Quote the records beneath, complete and exact. Leave out images.

── Input rows

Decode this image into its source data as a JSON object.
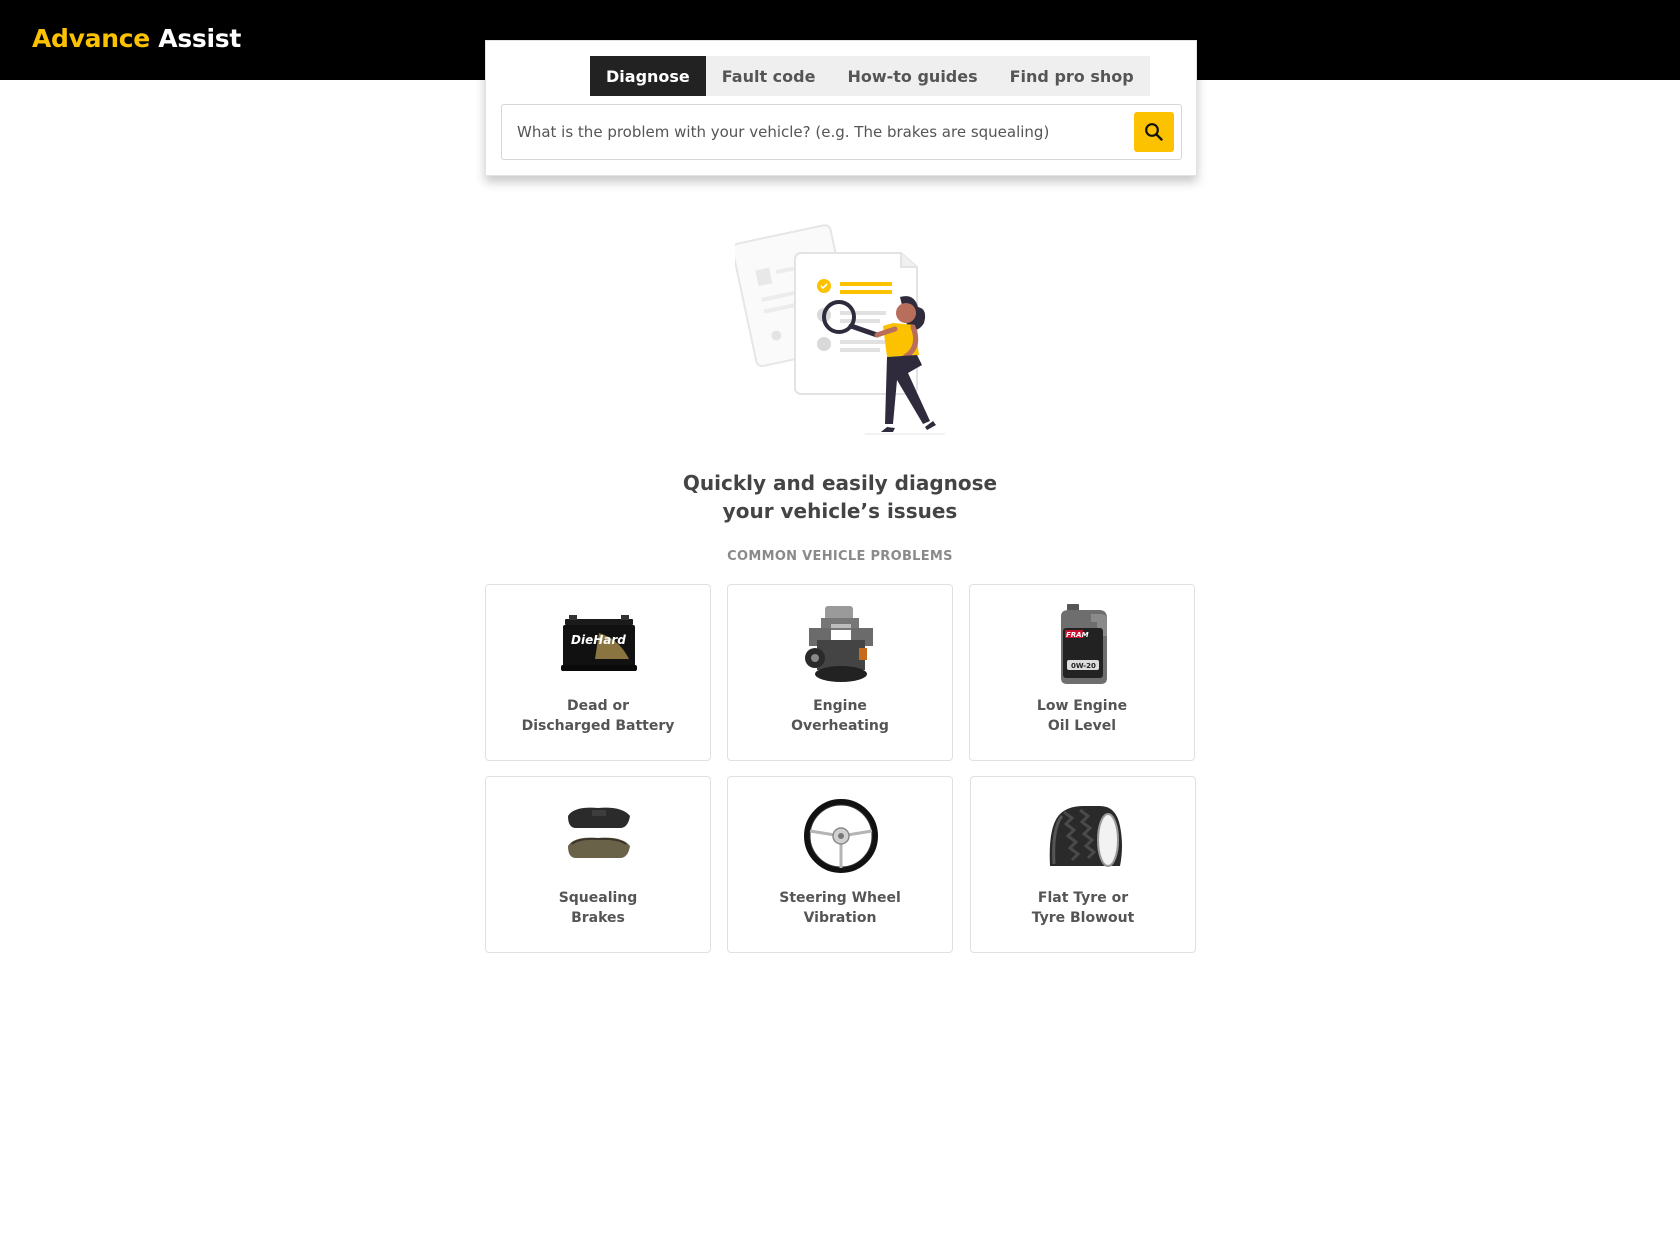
{
  "brand": {
    "part1": "Advance",
    "part2": "Assist"
  },
  "tabs": [
    {
      "label": "Diagnose",
      "active": true
    },
    {
      "label": "Fault code",
      "active": false
    },
    {
      "label": "How-to guides",
      "active": false
    },
    {
      "label": "Find pro shop",
      "active": false
    }
  ],
  "search": {
    "placeholder": "What is the problem with your vehicle? (e.g. The brakes are squealing)",
    "icon": "search-icon"
  },
  "headline": {
    "line1": "Quickly and easily diagnose",
    "line2": "your vehicle’s issues"
  },
  "section_label": "COMMON VEHICLE PROBLEMS",
  "problems": [
    {
      "line1": "Dead or",
      "line2": "Discharged Battery",
      "icon": "battery-image"
    },
    {
      "line1": "Engine",
      "line2": "Overheating",
      "icon": "engine-image"
    },
    {
      "line1": "Low Engine",
      "line2": "Oil Level",
      "icon": "oil-bottle-image"
    },
    {
      "line1": "Squealing",
      "line2": "Brakes",
      "icon": "brake-pads-image"
    },
    {
      "line1": "Steering Wheel",
      "line2": "Vibration",
      "icon": "steering-wheel-image"
    },
    {
      "line1": "Flat Tyre or",
      "line2": "Tyre Blowout",
      "icon": "tyre-image"
    }
  ],
  "images": {
    "battery_brand": "DieHard",
    "oil_brand": "FRAM",
    "oil_grade": "0W-20"
  },
  "colors": {
    "accent": "#fcc200",
    "topbar": "#000000",
    "active_tab": "#222222"
  }
}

────

Exercise answer —
Decode this image into its source data as a JSON object.
{
  "brand": {
    "part1": "Advance",
    "part2": "Assist"
  },
  "tabs": [
    {
      "label": "Diagnose",
      "active": true
    },
    {
      "label": "Fault code",
      "active": false
    },
    {
      "label": "How-to guides",
      "active": false
    },
    {
      "label": "Find pro shop",
      "active": false
    }
  ],
  "search": {
    "placeholder": "What is the problem with your vehicle? (e.g. The brakes are squealing)",
    "icon": "search-icon"
  },
  "headline": {
    "line1": "Quickly and easily diagnose",
    "line2": "your vehicle’s issues"
  },
  "section_label": "COMMON VEHICLE PROBLEMS",
  "problems": [
    {
      "line1": "Dead or",
      "line2": "Discharged Battery",
      "icon": "battery-image"
    },
    {
      "line1": "Engine",
      "line2": "Overheating",
      "icon": "engine-image"
    },
    {
      "line1": "Low Engine",
      "line2": "Oil Level",
      "icon": "oil-bottle-image"
    },
    {
      "line1": "Squealing",
      "line2": "Brakes",
      "icon": "brake-pads-image"
    },
    {
      "line1": "Steering Wheel",
      "line2": "Vibration",
      "icon": "steering-wheel-image"
    },
    {
      "line1": "Flat Tyre or",
      "line2": "Tyre Blowout",
      "icon": "tyre-image"
    }
  ],
  "images": {
    "battery_brand": "DieHard",
    "oil_brand": "FRAM",
    "oil_grade": "0W-20"
  },
  "colors": {
    "accent": "#fcc200",
    "topbar": "#000000",
    "active_tab": "#222222"
  }
}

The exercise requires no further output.